*** PROVIDED INFORMATION ***

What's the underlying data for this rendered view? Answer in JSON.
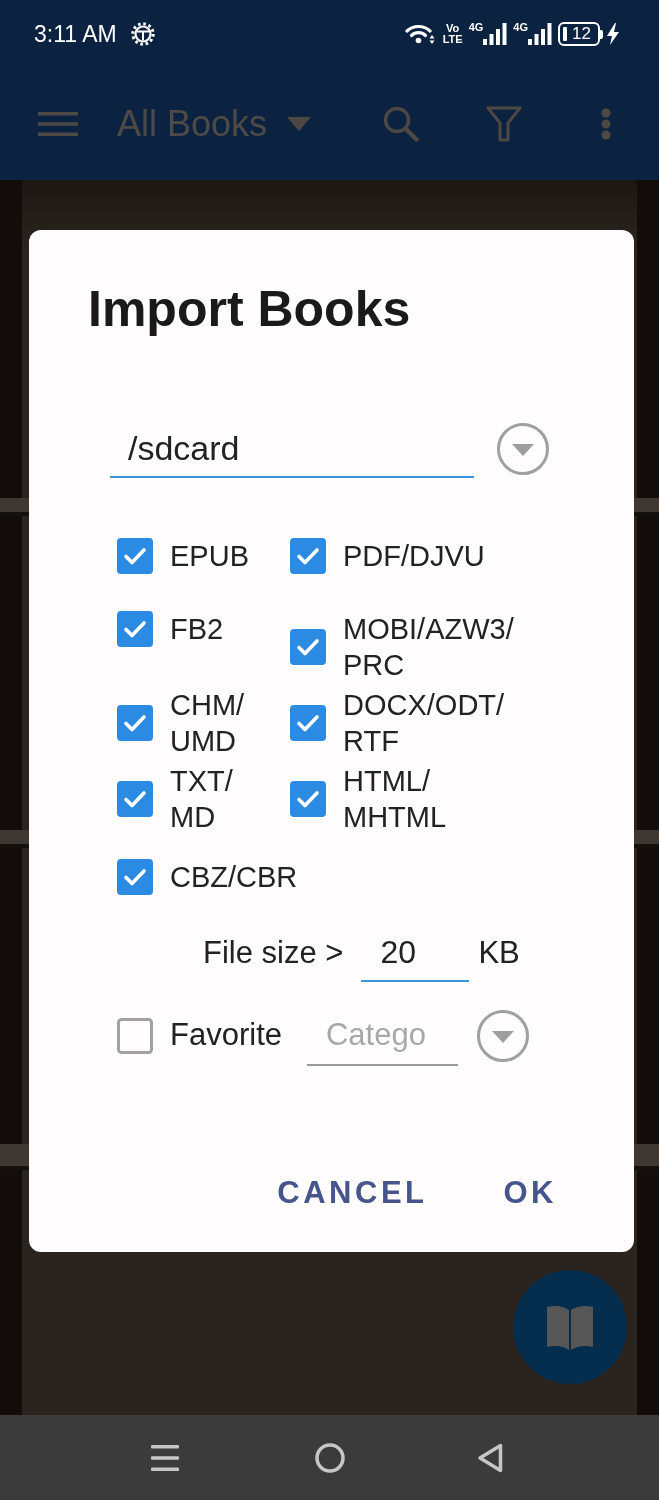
{
  "status_bar": {
    "time": "3:11 AM",
    "volte": [
      "Vo",
      "LTE"
    ],
    "networks": [
      "4G",
      "4G"
    ],
    "battery": "12"
  },
  "app_bar": {
    "title": "All Books"
  },
  "dialog": {
    "title": "Import Books",
    "folder": {
      "value": "/sdcard"
    },
    "formats": [
      {
        "label": "EPUB",
        "checked": true
      },
      {
        "label": "PDF/DJVU",
        "checked": true
      },
      {
        "label": "FB2",
        "checked": true
      },
      {
        "label": "MOBI/AZW3/PRC",
        "checked": true
      },
      {
        "label": "CHM/UMD",
        "checked": true
      },
      {
        "label": "DOCX/ODT/RTF",
        "checked": true
      },
      {
        "label": "TXT/MD",
        "checked": true
      },
      {
        "label": "HTML/MHTML",
        "checked": true
      },
      {
        "label": "CBZ/CBR",
        "checked": true
      }
    ],
    "file_size": {
      "label": "File size >",
      "value": "20",
      "unit": "KB"
    },
    "favorite": {
      "label": "Favorite",
      "checked": false
    },
    "category": {
      "placeholder": "Catego"
    },
    "buttons": [
      "CANCEL",
      "OK"
    ]
  }
}
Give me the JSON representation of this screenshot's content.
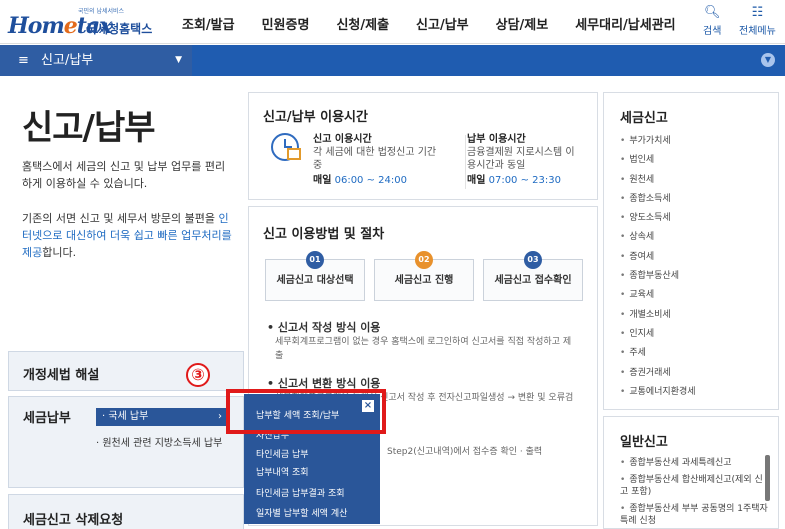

***

* [PROMPT] Print all of the records shown above exactly, leaving out each picture.

* [SOLVED PROBLEM]
What's the underlying data for this rendered view? Answer in JSON.
{
  "status_bar": {
    "time": "3:11 AM",
    "volte": [
      "Vo",
      "LTE"
    ],
    "networks": [
      "4G",
      "4G"
    ],
    "battery": "12"
  },
  "app_bar": {
    "title": "All Books"
  },
  "dialog": {
    "title": "Import Books",
    "folder": {
      "value": "/sdcard"
    },
    "formats": [
      {
        "label": "EPUB",
        "checked": true
      },
      {
        "label": "PDF/DJVU",
        "checked": true
      },
      {
        "label": "FB2",
        "checked": true
      },
      {
        "label": "MOBI/AZW3/PRC",
        "checked": true
      },
      {
        "label": "CHM/UMD",
        "checked": true
      },
      {
        "label": "DOCX/ODT/RTF",
        "checked": true
      },
      {
        "label": "TXT/MD",
        "checked": true
      },
      {
        "label": "HTML/MHTML",
        "checked": true
      },
      {
        "label": "CBZ/CBR",
        "checked": true
      }
    ],
    "file_size": {
      "label": "File size >",
      "value": "20",
      "unit": "KB"
    },
    "favorite": {
      "label": "Favorite",
      "checked": false
    },
    "category": {
      "placeholder": "Catego"
    },
    "buttons": [
      "CANCEL",
      "OK"
    ]
  }
}
Give me the JSON representation of this screenshot's content.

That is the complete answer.